**Task instructions**
The records should be repeated word for word, pictures excluded.

----- Input material

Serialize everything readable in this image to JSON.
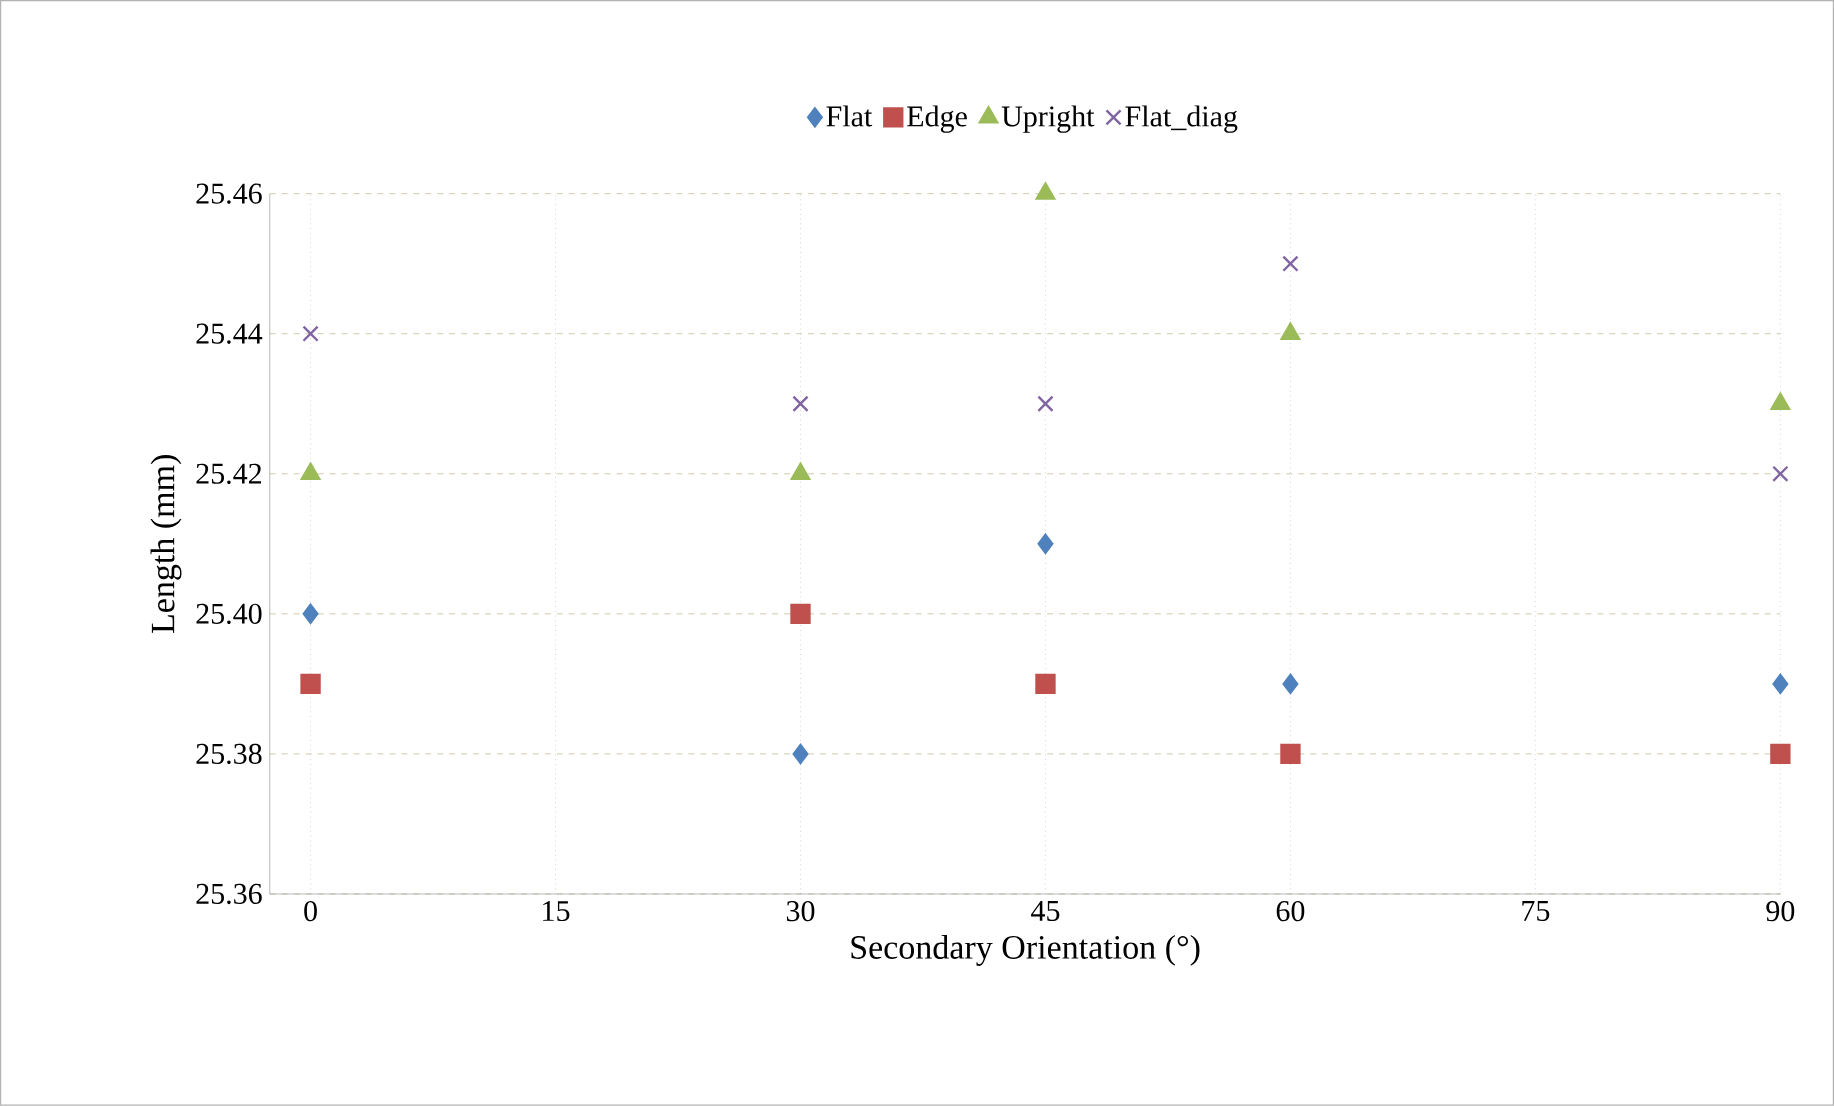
{
  "chart_data": {
    "type": "scatter",
    "xlabel": "Secondary Orientation (°)",
    "ylabel": "Length (mm)",
    "x": [
      0,
      30,
      45,
      60,
      90
    ],
    "series": [
      {
        "name": "Flat",
        "color": "#4f81bd",
        "marker": "diamond",
        "values": [
          25.4,
          25.38,
          25.41,
          25.39,
          25.39
        ]
      },
      {
        "name": "Edge",
        "color": "#c0504d",
        "marker": "square",
        "values": [
          25.39,
          25.4,
          25.39,
          25.38,
          25.38
        ]
      },
      {
        "name": "Upright",
        "color": "#9bbb59",
        "marker": "triangle",
        "values": [
          25.42,
          25.42,
          25.46,
          25.44,
          25.43
        ]
      },
      {
        "name": "Flat_diag",
        "color": "#8064a2",
        "marker": "cross",
        "values": [
          25.44,
          25.43,
          25.43,
          25.45,
          25.42
        ]
      }
    ],
    "xlim": [
      -2.5,
      90
    ],
    "xticks": [
      0,
      15,
      30,
      45,
      60,
      75,
      90
    ],
    "ylim": [
      25.36,
      25.46
    ],
    "yticks": [
      25.36,
      25.38,
      {
        "value": 25.4,
        "label": "25.40"
      },
      25.42,
      25.44,
      25.46
    ],
    "grid": true,
    "legend": "top"
  }
}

----------

**The reply**
Serialize everything readable in this image to JSON.
{
  "chart_data": {
    "type": "scatter",
    "xlabel": "Secondary Orientation (°)",
    "ylabel": "Length (mm)",
    "x": [
      0,
      30,
      45,
      60,
      90
    ],
    "series": [
      {
        "name": "Flat",
        "color": "#4f81bd",
        "marker": "diamond",
        "values": [
          25.4,
          25.38,
          25.41,
          25.39,
          25.39
        ]
      },
      {
        "name": "Edge",
        "color": "#c0504d",
        "marker": "square",
        "values": [
          25.39,
          25.4,
          25.39,
          25.38,
          25.38
        ]
      },
      {
        "name": "Upright",
        "color": "#9bbb59",
        "marker": "triangle",
        "values": [
          25.42,
          25.42,
          25.46,
          25.44,
          25.43
        ]
      },
      {
        "name": "Flat_diag",
        "color": "#8064a2",
        "marker": "cross",
        "values": [
          25.44,
          25.43,
          25.43,
          25.45,
          25.42
        ]
      }
    ],
    "xlim": [
      -2.5,
      90
    ],
    "xticks": [
      0,
      15,
      30,
      45,
      60,
      75,
      90
    ],
    "ylim": [
      25.36,
      25.46
    ],
    "yticks": [
      25.36,
      25.38,
      {
        "value": 25.4,
        "label": "25.40"
      },
      25.42,
      25.44,
      25.46
    ],
    "grid": true,
    "legend": "top"
  }
}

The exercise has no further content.